§ SHORT TASK:
Type out all the records word for word. Any pictures are to be left out.

Extracted records:
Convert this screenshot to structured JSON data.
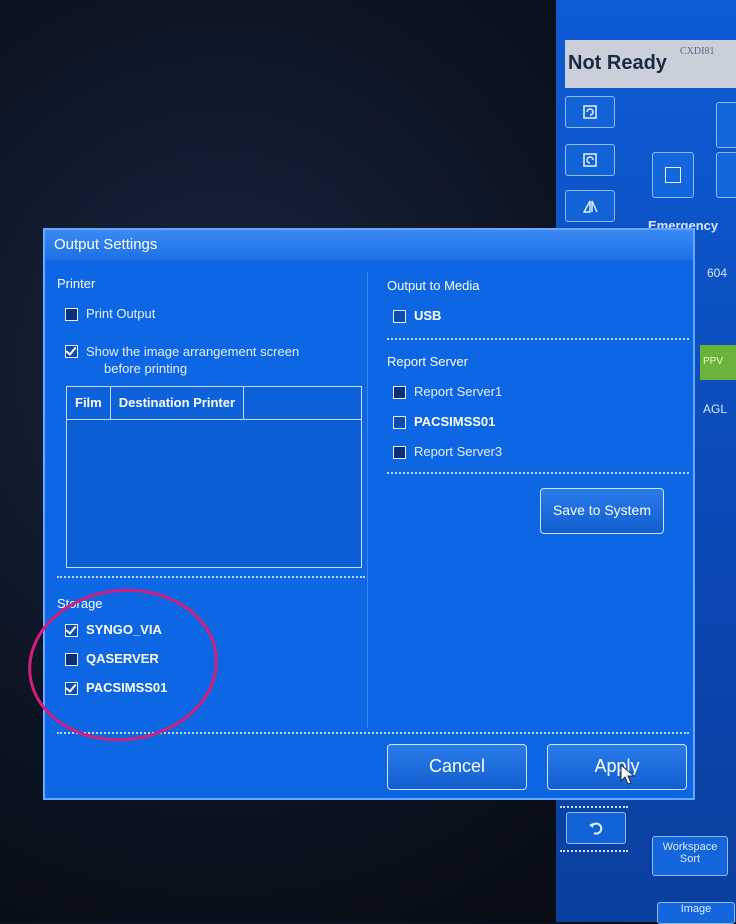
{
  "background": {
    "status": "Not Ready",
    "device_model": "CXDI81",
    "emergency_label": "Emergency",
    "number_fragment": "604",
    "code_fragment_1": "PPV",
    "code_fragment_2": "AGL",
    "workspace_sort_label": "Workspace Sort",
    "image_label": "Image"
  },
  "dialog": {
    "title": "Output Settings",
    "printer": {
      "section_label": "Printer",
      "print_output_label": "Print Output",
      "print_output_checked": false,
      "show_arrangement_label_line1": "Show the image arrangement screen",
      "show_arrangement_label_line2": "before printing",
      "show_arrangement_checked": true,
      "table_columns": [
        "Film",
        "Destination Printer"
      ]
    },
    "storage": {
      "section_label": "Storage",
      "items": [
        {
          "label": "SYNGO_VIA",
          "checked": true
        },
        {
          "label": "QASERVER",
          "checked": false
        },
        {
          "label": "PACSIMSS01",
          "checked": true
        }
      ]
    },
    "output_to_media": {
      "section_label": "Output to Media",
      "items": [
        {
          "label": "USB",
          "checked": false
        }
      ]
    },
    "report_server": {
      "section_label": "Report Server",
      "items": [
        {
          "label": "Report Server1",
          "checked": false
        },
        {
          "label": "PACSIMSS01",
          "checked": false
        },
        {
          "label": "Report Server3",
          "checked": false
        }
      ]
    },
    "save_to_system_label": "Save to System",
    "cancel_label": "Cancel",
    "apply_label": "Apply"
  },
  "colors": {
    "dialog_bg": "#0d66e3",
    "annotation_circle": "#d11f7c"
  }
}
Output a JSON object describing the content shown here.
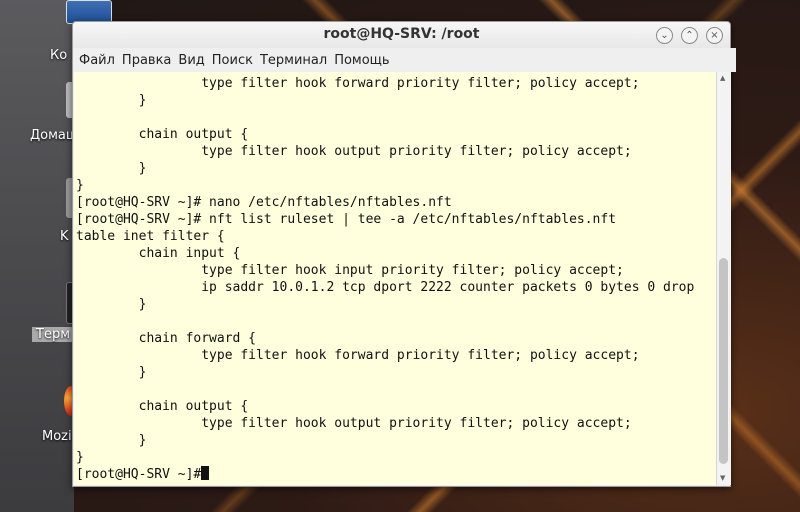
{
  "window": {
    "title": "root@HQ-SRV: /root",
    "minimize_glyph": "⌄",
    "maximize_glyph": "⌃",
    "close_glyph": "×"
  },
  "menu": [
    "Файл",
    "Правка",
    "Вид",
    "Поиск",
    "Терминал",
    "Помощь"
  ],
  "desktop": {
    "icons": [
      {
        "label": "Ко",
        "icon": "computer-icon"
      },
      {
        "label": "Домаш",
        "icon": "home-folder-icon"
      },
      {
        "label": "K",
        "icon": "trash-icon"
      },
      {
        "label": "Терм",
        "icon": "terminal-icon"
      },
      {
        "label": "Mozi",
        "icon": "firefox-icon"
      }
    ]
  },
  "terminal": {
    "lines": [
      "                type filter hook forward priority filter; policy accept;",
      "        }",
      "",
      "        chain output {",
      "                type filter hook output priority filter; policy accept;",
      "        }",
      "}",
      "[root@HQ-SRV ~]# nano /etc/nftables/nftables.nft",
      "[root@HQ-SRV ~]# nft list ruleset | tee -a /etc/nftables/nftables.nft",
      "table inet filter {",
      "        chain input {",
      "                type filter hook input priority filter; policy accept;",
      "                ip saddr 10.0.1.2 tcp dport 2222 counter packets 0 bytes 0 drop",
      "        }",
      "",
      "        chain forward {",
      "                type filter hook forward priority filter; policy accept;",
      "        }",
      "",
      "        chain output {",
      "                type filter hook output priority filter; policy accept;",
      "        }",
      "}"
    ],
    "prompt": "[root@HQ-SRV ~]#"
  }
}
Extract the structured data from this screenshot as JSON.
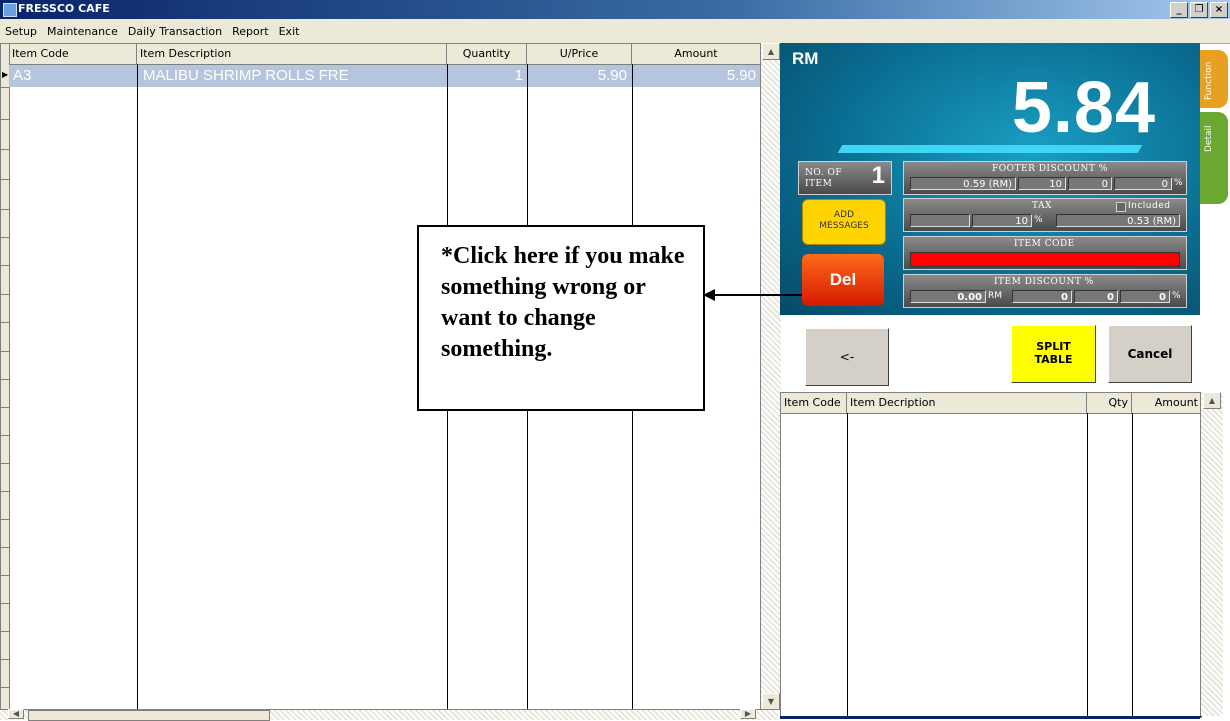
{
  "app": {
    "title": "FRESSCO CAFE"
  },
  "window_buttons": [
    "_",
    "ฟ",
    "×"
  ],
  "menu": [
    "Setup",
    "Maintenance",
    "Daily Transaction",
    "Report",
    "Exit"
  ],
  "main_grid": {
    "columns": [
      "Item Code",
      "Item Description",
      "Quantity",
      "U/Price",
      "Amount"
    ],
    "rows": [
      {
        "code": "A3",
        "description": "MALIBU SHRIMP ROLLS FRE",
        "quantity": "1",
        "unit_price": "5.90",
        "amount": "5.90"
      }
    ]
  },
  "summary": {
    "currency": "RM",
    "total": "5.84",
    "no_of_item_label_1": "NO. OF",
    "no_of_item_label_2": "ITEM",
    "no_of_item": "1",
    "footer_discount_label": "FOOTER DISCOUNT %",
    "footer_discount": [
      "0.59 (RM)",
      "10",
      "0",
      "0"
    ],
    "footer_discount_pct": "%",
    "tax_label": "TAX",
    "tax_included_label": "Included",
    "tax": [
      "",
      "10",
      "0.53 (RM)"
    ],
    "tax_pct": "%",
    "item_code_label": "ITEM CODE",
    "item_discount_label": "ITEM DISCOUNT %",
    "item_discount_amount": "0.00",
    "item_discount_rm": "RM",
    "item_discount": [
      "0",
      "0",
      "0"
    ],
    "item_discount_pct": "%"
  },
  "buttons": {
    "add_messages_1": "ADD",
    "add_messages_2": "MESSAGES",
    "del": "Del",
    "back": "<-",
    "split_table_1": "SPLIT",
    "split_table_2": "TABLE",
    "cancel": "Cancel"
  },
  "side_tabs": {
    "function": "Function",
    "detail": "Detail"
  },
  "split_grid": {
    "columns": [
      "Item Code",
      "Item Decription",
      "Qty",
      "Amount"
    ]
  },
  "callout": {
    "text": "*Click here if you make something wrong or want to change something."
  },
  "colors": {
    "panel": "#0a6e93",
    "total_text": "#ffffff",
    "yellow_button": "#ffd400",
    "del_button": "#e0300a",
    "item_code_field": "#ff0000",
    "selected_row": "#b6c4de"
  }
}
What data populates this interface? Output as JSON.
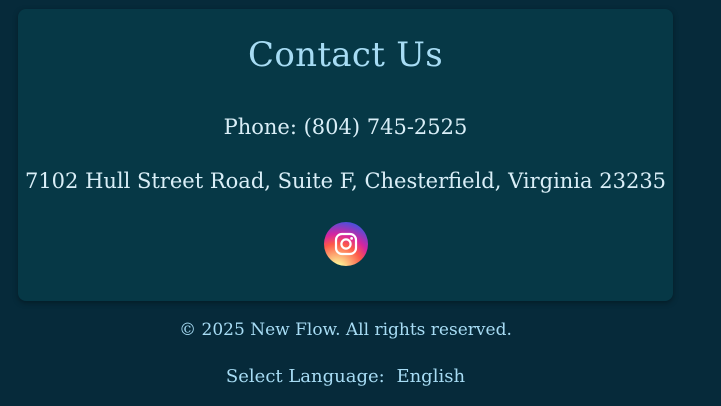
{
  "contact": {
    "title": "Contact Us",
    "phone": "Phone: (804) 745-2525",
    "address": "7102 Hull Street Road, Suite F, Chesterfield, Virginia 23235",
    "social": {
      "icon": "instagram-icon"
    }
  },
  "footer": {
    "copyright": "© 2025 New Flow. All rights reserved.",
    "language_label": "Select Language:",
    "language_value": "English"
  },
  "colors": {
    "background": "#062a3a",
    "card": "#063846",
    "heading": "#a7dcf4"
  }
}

§ THE REPLY:
Convert this screenshot to structured JSON data.
{
  "background": {
    "status": "Not Ready",
    "device_model": "CXDI81",
    "emergency_label": "Emergency",
    "number_fragment": "604",
    "code_fragment_1": "PPV",
    "code_fragment_2": "AGL",
    "workspace_sort_label": "Workspace Sort",
    "image_label": "Image"
  },
  "dialog": {
    "title": "Output Settings",
    "printer": {
      "section_label": "Printer",
      "print_output_label": "Print Output",
      "print_output_checked": false,
      "show_arrangement_label_line1": "Show the image arrangement screen",
      "show_arrangement_label_line2": "before printing",
      "show_arrangement_checked": true,
      "table_columns": [
        "Film",
        "Destination Printer"
      ]
    },
    "storage": {
      "section_label": "Storage",
      "items": [
        {
          "label": "SYNGO_VIA",
          "checked": true
        },
        {
          "label": "QASERVER",
          "checked": false
        },
        {
          "label": "PACSIMSS01",
          "checked": true
        }
      ]
    },
    "output_to_media": {
      "section_label": "Output to Media",
      "items": [
        {
          "label": "USB",
          "checked": false
        }
      ]
    },
    "report_server": {
      "section_label": "Report Server",
      "items": [
        {
          "label": "Report Server1",
          "checked": false
        },
        {
          "label": "PACSIMSS01",
          "checked": false
        },
        {
          "label": "Report Server3",
          "checked": false
        }
      ]
    },
    "save_to_system_label": "Save to System",
    "cancel_label": "Cancel",
    "apply_label": "Apply"
  },
  "colors": {
    "dialog_bg": "#0d66e3",
    "annotation_circle": "#d11f7c"
  }
}
Output a JSON object describing the content shown here.
{
  "window": {
    "title": "root@HQ-SRV: /root",
    "minimize_glyph": "⌄",
    "maximize_glyph": "⌃",
    "close_glyph": "×"
  },
  "menu": [
    "Файл",
    "Правка",
    "Вид",
    "Поиск",
    "Терминал",
    "Помощь"
  ],
  "desktop": {
    "icons": [
      {
        "label": "Ко",
        "icon": "computer-icon"
      },
      {
        "label": "Домаш",
        "icon": "home-folder-icon"
      },
      {
        "label": "K",
        "icon": "trash-icon"
      },
      {
        "label": "Терм",
        "icon": "terminal-icon"
      },
      {
        "label": "Mozi",
        "icon": "firefox-icon"
      }
    ]
  },
  "terminal": {
    "lines": [
      "                type filter hook forward priority filter; policy accept;",
      "        }",
      "",
      "        chain output {",
      "                type filter hook output priority filter; policy accept;",
      "        }",
      "}",
      "[root@HQ-SRV ~]# nano /etc/nftables/nftables.nft",
      "[root@HQ-SRV ~]# nft list ruleset | tee -a /etc/nftables/nftables.nft",
      "table inet filter {",
      "        chain input {",
      "                type filter hook input priority filter; policy accept;",
      "                ip saddr 10.0.1.2 tcp dport 2222 counter packets 0 bytes 0 drop",
      "        }",
      "",
      "        chain forward {",
      "                type filter hook forward priority filter; policy accept;",
      "        }",
      "",
      "        chain output {",
      "                type filter hook output priority filter; policy accept;",
      "        }",
      "}"
    ],
    "prompt": "[root@HQ-SRV ~]#"
  }
}
Extract the structured data from this screenshot as JSON.
{
  "app": {
    "title": "FRESSCO CAFE"
  },
  "window_buttons": [
    "_",
    "ฟ",
    "×"
  ],
  "menu": [
    "Setup",
    "Maintenance",
    "Daily Transaction",
    "Report",
    "Exit"
  ],
  "main_grid": {
    "columns": [
      "Item Code",
      "Item Description",
      "Quantity",
      "U/Price",
      "Amount"
    ],
    "rows": [
      {
        "code": "A3",
        "description": "MALIBU SHRIMP ROLLS FRE",
        "quantity": "1",
        "unit_price": "5.90",
        "amount": "5.90"
      }
    ]
  },
  "summary": {
    "currency": "RM",
    "total": "5.84",
    "no_of_item_label_1": "NO. OF",
    "no_of_item_label_2": "ITEM",
    "no_of_item": "1",
    "footer_discount_label": "FOOTER DISCOUNT %",
    "footer_discount": [
      "0.59 (RM)",
      "10",
      "0",
      "0"
    ],
    "footer_discount_pct": "%",
    "tax_label": "TAX",
    "tax_included_label": "Included",
    "tax": [
      "",
      "10",
      "0.53 (RM)"
    ],
    "tax_pct": "%",
    "item_code_label": "ITEM CODE",
    "item_discount_label": "ITEM DISCOUNT %",
    "item_discount_amount": "0.00",
    "item_discount_rm": "RM",
    "item_discount": [
      "0",
      "0",
      "0"
    ],
    "item_discount_pct": "%"
  },
  "buttons": {
    "add_messages_1": "ADD",
    "add_messages_2": "MESSAGES",
    "del": "Del",
    "back": "<-",
    "split_table_1": "SPLIT",
    "split_table_2": "TABLE",
    "cancel": "Cancel"
  },
  "side_tabs": {
    "function": "Function",
    "detail": "Detail"
  },
  "split_grid": {
    "columns": [
      "Item Code",
      "Item Decription",
      "Qty",
      "Amount"
    ]
  },
  "callout": {
    "text": "*Click here if you make something wrong or want to change something."
  },
  "colors": {
    "panel": "#0a6e93",
    "total_text": "#ffffff",
    "yellow_button": "#ffd400",
    "del_button": "#e0300a",
    "item_code_field": "#ff0000",
    "selected_row": "#b6c4de"
  }
}
What data populates this interface? Output as JSON.
{
  "contact": {
    "title": "Contact Us",
    "phone": "Phone: (804) 745-2525",
    "address": "7102 Hull Street Road, Suite F, Chesterfield, Virginia 23235",
    "social": {
      "icon": "instagram-icon"
    }
  },
  "footer": {
    "copyright": "© 2025 New Flow. All rights reserved.",
    "language_label": "Select Language:",
    "language_value": "English"
  },
  "colors": {
    "background": "#062a3a",
    "card": "#063846",
    "heading": "#a7dcf4"
  }
}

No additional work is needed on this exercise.